**WORK TO COMPLETE:** Gather from the material every line that contains the string "plain".

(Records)
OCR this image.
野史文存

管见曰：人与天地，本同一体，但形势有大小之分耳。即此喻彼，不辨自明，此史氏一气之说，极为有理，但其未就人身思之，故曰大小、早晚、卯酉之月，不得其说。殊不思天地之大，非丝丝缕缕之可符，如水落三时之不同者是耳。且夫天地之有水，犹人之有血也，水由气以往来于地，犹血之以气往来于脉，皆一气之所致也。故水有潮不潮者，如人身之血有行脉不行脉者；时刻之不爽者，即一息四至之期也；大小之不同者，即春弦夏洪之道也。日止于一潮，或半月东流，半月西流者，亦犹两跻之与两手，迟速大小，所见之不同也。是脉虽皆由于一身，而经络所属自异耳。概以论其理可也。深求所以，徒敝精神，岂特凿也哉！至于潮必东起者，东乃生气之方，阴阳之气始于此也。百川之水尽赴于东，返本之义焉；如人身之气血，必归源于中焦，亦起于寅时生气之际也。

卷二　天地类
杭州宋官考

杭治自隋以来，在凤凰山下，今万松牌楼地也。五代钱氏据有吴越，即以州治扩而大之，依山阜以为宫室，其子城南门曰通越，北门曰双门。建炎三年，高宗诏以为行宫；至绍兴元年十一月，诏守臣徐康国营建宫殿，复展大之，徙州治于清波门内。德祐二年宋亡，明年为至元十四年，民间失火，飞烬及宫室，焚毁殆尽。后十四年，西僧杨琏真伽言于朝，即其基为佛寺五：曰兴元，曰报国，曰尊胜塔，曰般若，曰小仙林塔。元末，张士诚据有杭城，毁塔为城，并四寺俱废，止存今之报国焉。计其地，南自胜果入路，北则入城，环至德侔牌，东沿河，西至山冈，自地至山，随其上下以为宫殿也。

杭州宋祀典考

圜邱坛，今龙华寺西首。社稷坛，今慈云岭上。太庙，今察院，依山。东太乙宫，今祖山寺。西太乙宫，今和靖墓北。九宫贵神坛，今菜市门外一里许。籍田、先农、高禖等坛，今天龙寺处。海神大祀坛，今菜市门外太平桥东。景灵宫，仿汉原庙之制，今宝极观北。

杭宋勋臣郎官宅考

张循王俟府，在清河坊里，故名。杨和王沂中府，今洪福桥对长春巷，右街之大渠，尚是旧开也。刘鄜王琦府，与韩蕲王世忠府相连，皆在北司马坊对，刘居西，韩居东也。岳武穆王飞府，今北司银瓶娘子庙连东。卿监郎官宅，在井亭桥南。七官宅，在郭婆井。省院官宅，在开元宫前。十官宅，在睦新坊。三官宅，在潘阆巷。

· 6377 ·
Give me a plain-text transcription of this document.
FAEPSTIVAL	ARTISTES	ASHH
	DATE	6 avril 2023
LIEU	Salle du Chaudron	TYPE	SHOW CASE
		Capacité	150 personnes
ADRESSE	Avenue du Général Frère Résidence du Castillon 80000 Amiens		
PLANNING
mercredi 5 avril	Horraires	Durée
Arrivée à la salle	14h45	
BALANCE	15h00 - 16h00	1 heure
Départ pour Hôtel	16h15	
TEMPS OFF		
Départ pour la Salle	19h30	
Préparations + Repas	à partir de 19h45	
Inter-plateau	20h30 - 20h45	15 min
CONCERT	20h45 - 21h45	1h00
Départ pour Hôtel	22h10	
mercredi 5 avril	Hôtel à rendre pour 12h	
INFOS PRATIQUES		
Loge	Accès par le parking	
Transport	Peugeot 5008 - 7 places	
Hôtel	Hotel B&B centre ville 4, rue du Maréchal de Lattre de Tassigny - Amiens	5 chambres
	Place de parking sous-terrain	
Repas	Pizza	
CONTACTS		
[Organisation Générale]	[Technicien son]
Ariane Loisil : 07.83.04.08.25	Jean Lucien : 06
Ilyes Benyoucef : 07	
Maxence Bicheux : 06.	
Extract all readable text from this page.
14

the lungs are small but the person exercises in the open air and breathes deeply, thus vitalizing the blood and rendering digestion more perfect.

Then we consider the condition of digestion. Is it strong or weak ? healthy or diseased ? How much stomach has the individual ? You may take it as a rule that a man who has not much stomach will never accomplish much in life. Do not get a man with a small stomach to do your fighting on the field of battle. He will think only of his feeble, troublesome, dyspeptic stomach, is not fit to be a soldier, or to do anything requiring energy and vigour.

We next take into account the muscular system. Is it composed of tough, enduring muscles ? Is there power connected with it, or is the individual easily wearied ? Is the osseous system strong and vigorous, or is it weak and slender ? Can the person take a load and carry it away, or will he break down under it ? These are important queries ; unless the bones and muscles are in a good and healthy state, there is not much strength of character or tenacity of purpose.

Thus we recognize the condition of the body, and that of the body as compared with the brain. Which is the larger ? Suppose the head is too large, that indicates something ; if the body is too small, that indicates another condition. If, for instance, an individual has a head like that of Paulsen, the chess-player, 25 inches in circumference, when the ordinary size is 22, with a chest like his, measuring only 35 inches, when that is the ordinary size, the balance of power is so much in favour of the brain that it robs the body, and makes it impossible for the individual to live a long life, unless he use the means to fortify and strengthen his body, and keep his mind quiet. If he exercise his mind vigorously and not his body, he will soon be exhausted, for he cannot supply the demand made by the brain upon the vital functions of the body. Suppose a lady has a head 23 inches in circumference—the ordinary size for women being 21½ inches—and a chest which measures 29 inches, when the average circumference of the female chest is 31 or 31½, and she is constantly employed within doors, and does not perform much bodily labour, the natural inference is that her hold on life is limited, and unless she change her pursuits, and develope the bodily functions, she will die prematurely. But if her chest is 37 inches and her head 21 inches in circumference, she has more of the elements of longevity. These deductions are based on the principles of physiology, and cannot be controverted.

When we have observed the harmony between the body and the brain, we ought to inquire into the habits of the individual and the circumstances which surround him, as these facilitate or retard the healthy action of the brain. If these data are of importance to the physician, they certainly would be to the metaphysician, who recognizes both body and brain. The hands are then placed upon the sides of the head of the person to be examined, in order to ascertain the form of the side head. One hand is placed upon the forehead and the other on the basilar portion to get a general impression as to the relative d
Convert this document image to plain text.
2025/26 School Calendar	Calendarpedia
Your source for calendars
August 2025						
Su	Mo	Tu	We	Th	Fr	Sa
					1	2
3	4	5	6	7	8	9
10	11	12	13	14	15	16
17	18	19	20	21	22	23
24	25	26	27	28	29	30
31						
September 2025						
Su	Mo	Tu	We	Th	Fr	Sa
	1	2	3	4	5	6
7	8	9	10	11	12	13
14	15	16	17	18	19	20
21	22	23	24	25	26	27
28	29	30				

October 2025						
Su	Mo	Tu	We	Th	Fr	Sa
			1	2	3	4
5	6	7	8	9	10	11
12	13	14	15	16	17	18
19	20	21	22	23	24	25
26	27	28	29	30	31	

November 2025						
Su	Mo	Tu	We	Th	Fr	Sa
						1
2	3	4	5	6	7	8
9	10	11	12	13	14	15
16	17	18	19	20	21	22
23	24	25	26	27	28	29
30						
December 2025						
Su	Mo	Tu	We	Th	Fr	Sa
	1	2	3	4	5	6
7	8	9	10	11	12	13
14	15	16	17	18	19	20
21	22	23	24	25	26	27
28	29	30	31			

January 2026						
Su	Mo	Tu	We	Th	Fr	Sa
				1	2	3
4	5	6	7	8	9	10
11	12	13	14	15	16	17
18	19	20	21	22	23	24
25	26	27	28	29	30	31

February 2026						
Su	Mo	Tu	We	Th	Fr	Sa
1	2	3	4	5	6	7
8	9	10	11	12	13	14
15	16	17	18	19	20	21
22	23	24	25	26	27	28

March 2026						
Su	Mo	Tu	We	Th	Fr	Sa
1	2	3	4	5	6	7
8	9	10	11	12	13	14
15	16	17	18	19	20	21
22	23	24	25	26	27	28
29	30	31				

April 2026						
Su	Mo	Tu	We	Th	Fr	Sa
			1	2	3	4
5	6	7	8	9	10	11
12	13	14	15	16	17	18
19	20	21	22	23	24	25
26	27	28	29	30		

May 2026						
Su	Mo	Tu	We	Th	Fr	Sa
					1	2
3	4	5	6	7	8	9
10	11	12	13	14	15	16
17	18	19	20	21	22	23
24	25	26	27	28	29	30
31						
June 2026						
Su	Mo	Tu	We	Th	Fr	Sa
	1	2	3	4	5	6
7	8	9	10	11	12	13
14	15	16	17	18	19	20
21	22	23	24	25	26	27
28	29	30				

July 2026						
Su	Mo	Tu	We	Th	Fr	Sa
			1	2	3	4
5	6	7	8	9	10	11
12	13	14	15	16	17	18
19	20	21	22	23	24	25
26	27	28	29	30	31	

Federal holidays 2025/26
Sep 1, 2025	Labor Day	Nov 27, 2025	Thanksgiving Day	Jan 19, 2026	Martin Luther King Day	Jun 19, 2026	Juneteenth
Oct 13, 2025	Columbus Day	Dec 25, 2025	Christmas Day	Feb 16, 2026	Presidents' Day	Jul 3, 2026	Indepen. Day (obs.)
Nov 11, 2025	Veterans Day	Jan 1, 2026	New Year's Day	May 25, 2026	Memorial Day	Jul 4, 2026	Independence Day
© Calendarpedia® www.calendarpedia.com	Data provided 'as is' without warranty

**COMPLETE OUTPUT:**
Give me a plain-text transcription of this document.
Convert this document image to plain text.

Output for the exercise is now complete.